Records from a collection of figures
● ● ● ● ●

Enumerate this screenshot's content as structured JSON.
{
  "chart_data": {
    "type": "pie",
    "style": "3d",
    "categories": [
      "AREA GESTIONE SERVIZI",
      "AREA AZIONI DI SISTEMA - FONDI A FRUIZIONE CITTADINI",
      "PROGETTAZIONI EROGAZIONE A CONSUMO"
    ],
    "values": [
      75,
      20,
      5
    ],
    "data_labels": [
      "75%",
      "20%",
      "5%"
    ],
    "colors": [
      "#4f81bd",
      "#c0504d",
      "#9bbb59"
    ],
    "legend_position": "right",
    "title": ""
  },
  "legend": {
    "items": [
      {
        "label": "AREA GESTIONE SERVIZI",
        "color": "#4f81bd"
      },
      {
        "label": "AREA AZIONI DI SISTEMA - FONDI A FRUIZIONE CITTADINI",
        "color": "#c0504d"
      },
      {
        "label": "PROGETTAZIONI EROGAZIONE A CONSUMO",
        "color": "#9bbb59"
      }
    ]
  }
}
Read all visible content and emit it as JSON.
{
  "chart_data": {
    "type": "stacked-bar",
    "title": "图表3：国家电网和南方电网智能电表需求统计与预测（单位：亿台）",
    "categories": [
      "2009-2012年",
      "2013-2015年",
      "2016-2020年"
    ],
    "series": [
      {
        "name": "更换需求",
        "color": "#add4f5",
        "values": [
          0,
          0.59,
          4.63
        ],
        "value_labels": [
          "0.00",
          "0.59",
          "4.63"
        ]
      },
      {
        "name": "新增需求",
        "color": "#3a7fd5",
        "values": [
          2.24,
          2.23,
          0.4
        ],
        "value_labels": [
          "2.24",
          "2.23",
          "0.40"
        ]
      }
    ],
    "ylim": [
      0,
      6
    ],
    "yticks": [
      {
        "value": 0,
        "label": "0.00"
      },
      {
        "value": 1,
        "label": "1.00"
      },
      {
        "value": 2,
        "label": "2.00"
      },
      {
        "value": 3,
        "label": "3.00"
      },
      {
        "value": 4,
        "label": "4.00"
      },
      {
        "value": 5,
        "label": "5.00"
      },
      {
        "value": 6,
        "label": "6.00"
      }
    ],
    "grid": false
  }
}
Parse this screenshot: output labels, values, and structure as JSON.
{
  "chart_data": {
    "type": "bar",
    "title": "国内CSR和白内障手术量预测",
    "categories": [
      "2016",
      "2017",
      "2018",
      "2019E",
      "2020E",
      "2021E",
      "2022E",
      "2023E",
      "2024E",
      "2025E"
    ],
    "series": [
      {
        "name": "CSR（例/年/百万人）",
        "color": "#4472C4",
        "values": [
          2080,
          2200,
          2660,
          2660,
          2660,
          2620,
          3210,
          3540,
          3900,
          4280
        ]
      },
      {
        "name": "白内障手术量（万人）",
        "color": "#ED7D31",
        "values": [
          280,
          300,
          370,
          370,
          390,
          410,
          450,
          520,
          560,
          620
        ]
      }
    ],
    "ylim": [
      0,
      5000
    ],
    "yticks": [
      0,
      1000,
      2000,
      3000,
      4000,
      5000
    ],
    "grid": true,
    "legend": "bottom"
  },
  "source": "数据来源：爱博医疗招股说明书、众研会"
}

● ● ● ● ●

In the entries above, identify every line with the word "SISTEMA". Copy those lines.

      "AREA AZIONI DI SISTEMA - FONDI A FRUIZIONE CITTADINI",
        "label": "AREA AZIONI DI SISTEMA - FONDI A FRUIZIONE CITTADINI",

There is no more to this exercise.